--- MATERIAL TO PROCESS ---
########################################
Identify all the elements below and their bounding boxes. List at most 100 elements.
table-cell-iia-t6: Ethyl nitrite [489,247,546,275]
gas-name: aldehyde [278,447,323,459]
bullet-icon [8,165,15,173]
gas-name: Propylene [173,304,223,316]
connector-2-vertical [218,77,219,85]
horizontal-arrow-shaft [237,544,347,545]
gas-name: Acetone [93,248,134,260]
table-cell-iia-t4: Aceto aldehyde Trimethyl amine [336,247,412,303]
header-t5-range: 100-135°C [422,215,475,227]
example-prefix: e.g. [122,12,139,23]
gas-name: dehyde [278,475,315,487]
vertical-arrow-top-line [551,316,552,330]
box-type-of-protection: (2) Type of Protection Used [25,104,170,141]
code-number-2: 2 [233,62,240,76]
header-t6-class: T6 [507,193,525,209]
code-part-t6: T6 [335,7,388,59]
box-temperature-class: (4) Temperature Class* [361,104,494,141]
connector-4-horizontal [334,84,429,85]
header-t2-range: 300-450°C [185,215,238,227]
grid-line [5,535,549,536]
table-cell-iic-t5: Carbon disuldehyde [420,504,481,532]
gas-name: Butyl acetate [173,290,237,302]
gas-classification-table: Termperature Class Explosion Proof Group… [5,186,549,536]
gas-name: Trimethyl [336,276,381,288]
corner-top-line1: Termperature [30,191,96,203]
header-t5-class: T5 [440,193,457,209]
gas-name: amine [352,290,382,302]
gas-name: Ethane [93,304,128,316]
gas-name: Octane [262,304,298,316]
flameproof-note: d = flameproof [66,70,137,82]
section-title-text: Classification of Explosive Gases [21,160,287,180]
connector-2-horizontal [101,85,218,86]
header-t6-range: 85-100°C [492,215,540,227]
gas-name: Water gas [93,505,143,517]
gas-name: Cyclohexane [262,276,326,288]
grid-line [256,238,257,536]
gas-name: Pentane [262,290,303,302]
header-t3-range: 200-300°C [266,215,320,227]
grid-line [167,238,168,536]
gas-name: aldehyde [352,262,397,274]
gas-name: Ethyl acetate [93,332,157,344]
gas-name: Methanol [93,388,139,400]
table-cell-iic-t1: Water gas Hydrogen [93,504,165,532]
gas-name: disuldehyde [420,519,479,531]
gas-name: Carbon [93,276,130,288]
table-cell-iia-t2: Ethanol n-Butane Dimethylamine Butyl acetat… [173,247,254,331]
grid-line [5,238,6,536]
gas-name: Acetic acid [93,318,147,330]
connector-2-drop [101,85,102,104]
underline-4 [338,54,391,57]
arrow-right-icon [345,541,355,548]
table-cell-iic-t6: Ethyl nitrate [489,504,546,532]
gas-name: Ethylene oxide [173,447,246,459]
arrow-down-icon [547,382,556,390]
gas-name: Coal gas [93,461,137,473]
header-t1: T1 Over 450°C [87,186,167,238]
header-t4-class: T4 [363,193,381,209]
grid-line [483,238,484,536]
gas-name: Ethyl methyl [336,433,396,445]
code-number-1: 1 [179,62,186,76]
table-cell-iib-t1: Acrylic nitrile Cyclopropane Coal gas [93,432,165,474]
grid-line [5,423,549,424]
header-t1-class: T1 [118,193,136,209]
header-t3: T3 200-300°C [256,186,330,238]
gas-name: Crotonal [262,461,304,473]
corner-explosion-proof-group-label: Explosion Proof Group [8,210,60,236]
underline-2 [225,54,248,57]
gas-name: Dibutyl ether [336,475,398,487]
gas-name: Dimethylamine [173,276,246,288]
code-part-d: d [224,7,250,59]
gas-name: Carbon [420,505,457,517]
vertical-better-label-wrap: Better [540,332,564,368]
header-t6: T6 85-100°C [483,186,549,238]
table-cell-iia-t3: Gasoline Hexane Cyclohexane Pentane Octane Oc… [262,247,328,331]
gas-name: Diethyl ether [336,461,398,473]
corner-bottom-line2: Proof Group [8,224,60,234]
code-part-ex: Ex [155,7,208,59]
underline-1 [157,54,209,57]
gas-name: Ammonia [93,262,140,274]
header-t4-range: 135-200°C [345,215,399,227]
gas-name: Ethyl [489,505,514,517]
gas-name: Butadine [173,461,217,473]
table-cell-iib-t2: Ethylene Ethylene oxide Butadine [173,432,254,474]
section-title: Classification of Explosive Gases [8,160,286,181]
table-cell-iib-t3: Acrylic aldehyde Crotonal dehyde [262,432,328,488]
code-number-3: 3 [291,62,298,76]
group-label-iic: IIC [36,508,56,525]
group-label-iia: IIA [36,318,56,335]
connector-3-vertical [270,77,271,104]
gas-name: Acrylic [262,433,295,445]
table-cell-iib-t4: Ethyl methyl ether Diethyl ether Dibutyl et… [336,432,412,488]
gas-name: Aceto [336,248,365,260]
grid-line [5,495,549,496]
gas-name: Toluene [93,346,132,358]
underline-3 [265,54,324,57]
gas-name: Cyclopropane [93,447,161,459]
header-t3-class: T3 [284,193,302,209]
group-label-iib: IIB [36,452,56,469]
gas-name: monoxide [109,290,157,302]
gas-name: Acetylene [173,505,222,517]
########################################
Copy out every line of the listing above word for word, with no changes.

Identify all the elements below and their bounding boxes. List at most 100 elements.
table-cell-iia-t6: Ethyl nitrite [489,247,546,275]
gas-name: aldehyde [278,447,323,459]
bullet-icon [8,165,15,173]
gas-name: Propylene [173,304,223,316]
connector-2-vertical [218,77,219,85]
horizontal-arrow-shaft [237,544,347,545]
gas-name: Acetone [93,248,134,260]
table-cell-iia-t4: Aceto aldehyde Trimethyl amine [336,247,412,303]
header-t5-range: 100-135°C [422,215,475,227]
example-prefix: e.g. [122,12,139,23]
gas-name: dehyde [278,475,315,487]
vertical-arrow-top-line [551,316,552,330]
box-type-of-protection: (2) Type of Protection Used [25,104,170,141]
code-number-2: 2 [233,62,240,76]
header-t6-class: T6 [507,193,525,209]
code-part-t6: T6 [335,7,388,59]
box-temperature-class: (4) Temperature Class* [361,104,494,141]
connector-4-horizontal [334,84,429,85]
header-t2-range: 300-450°C [185,215,238,227]
grid-line [5,535,549,536]
table-cell-iic-t5: Carbon disuldehyde [420,504,481,532]
gas-name: Butyl acetate [173,290,237,302]
gas-classification-table: Termperature Class Explosion Proof Group… [5,186,549,536]
gas-name: Trimethyl [336,276,381,288]
corner-top-line1: Termperature [30,191,96,203]
header-t5-class: T5 [440,193,457,209]
gas-name: amine [352,290,382,302]
gas-name: Ethane [93,304,128,316]
gas-name: Octane [262,304,298,316]
flameproof-note: d = flameproof [66,70,137,82]
section-title-text: Classification of Explosive Gases [21,160,287,180]
connector-2-horizontal [101,85,218,86]
header-t6-range: 85-100°C [492,215,540,227]
gas-name: Water gas [93,505,143,517]
gas-name: Cyclohexane [262,276,326,288]
grid-line [256,238,257,536]
gas-name: Pentane [262,290,303,302]
header-t3-range: 200-300°C [266,215,320,227]
grid-line [167,238,168,536]
gas-name: aldehyde [352,262,397,274]
gas-name: Ethyl acetate [93,332,157,344]
gas-name: Methanol [93,388,139,400]
table-cell-iic-t1: Water gas Hydrogen [93,504,165,532]
gas-name: disuldehyde [420,519,479,531]
gas-name: Carbon [93,276,130,288]
table-cell-iia-t2: Ethanol n-Butane Dimethylamine Butyl acetat… [173,247,254,331]
grid-line [5,238,6,536]
gas-name: Acetic acid [93,318,147,330]
connector-2-drop [101,85,102,104]
underline-4 [338,54,391,57]
arrow-right-icon [345,541,355,548]
table-cell-iic-t6: Ethyl nitrate [489,504,546,532]
gas-name: Ethylene oxide [173,447,246,459]
arrow-down-icon [547,382,556,390]
gas-name: Coal gas [93,461,137,473]
header-t1: T1 Over 450°C [87,186,167,238]
header-t4-class: T4 [363,193,381,209]
grid-line [483,238,484,536]
gas-name: Ethyl methyl [336,433,396,445]
code-number-1: 1 [179,62,186,76]
table-cell-iib-t1: Acrylic nitrile Cyclopropane Coal gas [93,432,165,474]
grid-line [5,423,549,424]
header-t1-class: T1 [118,193,136,209]
header-t3: T3 200-300°C [256,186,330,238]
gas-name: Crotonal [262,461,304,473]
corner-explosion-proof-group-label: Explosion Proof Group [8,210,60,236]
underline-2 [225,54,248,57]
gas-name: Dibutyl ether [336,475,398,487]
gas-name: Dimethylamine [173,276,246,288]
code-part-d: d [224,7,250,59]
gas-name: Carbon [420,505,457,517]
vertical-better-label-wrap: Better [540,332,564,368]
header-t6: T6 85-100°C [483,186,549,238]
table-cell-iia-t3: Gasoline Hexane Cyclohexane Pentane Octane Oc… [262,247,328,331]
gas-name: Diethyl ether [336,461,398,473]
corner-bottom-line2: Proof Group [8,224,60,234]
code-part-ex: Ex [155,7,208,59]
underline-1 [157,54,209,57]
gas-name: Ammonia [93,262,140,274]
header-t4-range: 135-200°C [345,215,399,227]
gas-name: Ethyl [489,505,514,517]
gas-name: Butadine [173,461,217,473]
table-cell-iib-t2: Ethylene Ethylene oxide Butadine [173,432,254,474]
section-title: Classification of Explosive Gases [8,160,286,181]
table-cell-iib-t3: Acrylic aldehyde Crotonal dehyde [262,432,328,488]
code-number-3: 3 [291,62,298,76]
group-label-iic: IIC [36,508,56,525]
group-label-iia: IIA [36,318,56,335]
connector-3-vertical [270,77,271,104]
gas-name: Acrylic [262,433,295,445]
table-cell-iib-t4: Ethyl methyl ether Diethyl ether Dibutyl et… [336,432,412,488]
gas-name: Aceto [336,248,365,260]
grid-line [5,495,549,496]
gas-name: Toluene [93,346,132,358]
underline-3 [265,54,324,57]
gas-name: Cyclopropane [93,447,161,459]
header-t3-class: T3 [284,193,302,209]
group-label-iib: IIB [36,452,56,469]
gas-name: monoxide [109,290,157,302]
gas-name: Acetylene [173,505,222,517]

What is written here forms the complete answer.